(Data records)
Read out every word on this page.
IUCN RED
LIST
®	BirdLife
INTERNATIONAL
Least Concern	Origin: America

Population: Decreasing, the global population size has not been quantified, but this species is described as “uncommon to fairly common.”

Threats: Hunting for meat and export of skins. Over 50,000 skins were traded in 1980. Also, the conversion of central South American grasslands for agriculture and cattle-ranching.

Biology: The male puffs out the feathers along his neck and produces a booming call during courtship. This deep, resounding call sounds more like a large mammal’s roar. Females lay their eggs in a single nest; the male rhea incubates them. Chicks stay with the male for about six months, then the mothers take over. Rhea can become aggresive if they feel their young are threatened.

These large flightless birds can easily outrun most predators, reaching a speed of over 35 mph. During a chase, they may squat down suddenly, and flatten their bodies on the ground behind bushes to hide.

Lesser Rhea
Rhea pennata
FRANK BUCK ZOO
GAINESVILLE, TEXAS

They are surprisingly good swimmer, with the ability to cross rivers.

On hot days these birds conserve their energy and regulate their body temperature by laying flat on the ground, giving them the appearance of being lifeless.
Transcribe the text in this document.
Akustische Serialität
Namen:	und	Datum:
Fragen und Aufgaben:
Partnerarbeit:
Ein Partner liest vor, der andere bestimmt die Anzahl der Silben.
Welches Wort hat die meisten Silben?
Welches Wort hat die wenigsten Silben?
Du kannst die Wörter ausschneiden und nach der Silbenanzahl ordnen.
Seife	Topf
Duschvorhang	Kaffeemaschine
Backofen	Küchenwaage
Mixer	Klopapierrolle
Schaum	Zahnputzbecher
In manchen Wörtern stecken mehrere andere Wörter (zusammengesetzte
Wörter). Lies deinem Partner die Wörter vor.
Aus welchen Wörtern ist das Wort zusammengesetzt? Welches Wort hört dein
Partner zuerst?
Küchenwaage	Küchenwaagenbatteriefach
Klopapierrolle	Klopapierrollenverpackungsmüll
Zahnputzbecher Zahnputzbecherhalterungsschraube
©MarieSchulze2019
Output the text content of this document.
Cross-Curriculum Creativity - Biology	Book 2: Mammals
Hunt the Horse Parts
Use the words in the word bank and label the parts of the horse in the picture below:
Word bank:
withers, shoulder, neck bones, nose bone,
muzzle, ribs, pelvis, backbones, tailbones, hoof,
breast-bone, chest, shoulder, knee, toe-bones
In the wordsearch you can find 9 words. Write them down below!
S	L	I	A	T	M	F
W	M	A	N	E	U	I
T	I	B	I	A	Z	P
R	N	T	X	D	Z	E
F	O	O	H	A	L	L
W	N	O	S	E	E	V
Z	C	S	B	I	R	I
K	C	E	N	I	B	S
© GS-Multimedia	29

### [REQUIRED TASK]
Return each line of the records above exactly as it reads.

### [RESULT OF THE TASK]
Read out every word on this page.
IUCN RED
LIST
®	BirdLife
INTERNATIONAL
Least Concern	Origin: America

Population: Decreasing, the global population size has not been quantified, but this species is described as “uncommon to fairly common.”

Threats: Hunting for meat and export of skins. Over 50,000 skins were traded in 1980. Also, the conversion of central South American grasslands for agriculture and cattle-ranching.

Biology: The male puffs out the feathers along his neck and produces a booming call during courtship. This deep, resounding call sounds more like a large mammal’s roar. Females lay their eggs in a single nest; the male rhea incubates them. Chicks stay with the male for about six months, then the mothers take over. Rhea can become aggresive if they feel their young are threatened.

These large flightless birds can easily outrun most predators, reaching a speed of over 35 mph. During a chase, they may squat down suddenly, and flatten their bodies on the ground behind bushes to hide.

Lesser Rhea
Rhea pennata
FRANK BUCK ZOO
GAINESVILLE, TEXAS

They are surprisingly good swimmer, with the ability to cross rivers.

On hot days these birds conserve their energy and regulate their body temperature by laying flat on the ground, giving them the appearance of being lifeless.
Transcribe the text in this document.
Akustische Serialität
Namen:	und	Datum:
Fragen und Aufgaben:
Partnerarbeit:
Ein Partner liest vor, der andere bestimmt die Anzahl der Silben.
Welches Wort hat die meisten Silben?
Welches Wort hat die wenigsten Silben?
Du kannst die Wörter ausschneiden und nach der Silbenanzahl ordnen.
Seife	Topf
Duschvorhang	Kaffeemaschine
Backofen	Küchenwaage
Mixer	Klopapierrolle
Schaum	Zahnputzbecher
In manchen Wörtern stecken mehrere andere Wörter (zusammengesetzte
Wörter). Lies deinem Partner die Wörter vor.
Aus welchen Wörtern ist das Wort zusammengesetzt? Welches Wort hört dein
Partner zuerst?
Küchenwaage	Küchenwaagenbatteriefach
Klopapierrolle	Klopapierrollenverpackungsmüll
Zahnputzbecher Zahnputzbecherhalterungsschraube
©MarieSchulze2019
Output the text content of this document.
Cross-Curriculum Creativity - Biology	Book 2: Mammals
Hunt the Horse Parts
Use the words in the word bank and label the parts of the horse in the picture below:
Word bank:
withers, shoulder, neck bones, nose bone,
muzzle, ribs, pelvis, backbones, tailbones, hoof,
breast-bone, chest, shoulder, knee, toe-bones
In the wordsearch you can find 9 words. Write them down below!
S	L	I	A	T	M	F
W	M	A	N	E	U	I
T	I	B	I	A	Z	P
R	N	T	X	D	Z	E
F	O	O	H	A	L	L
W	N	O	S	E	E	V
Z	C	S	B	I	R	I
K	C	E	N	I	B	S
© GS-Multimedia	29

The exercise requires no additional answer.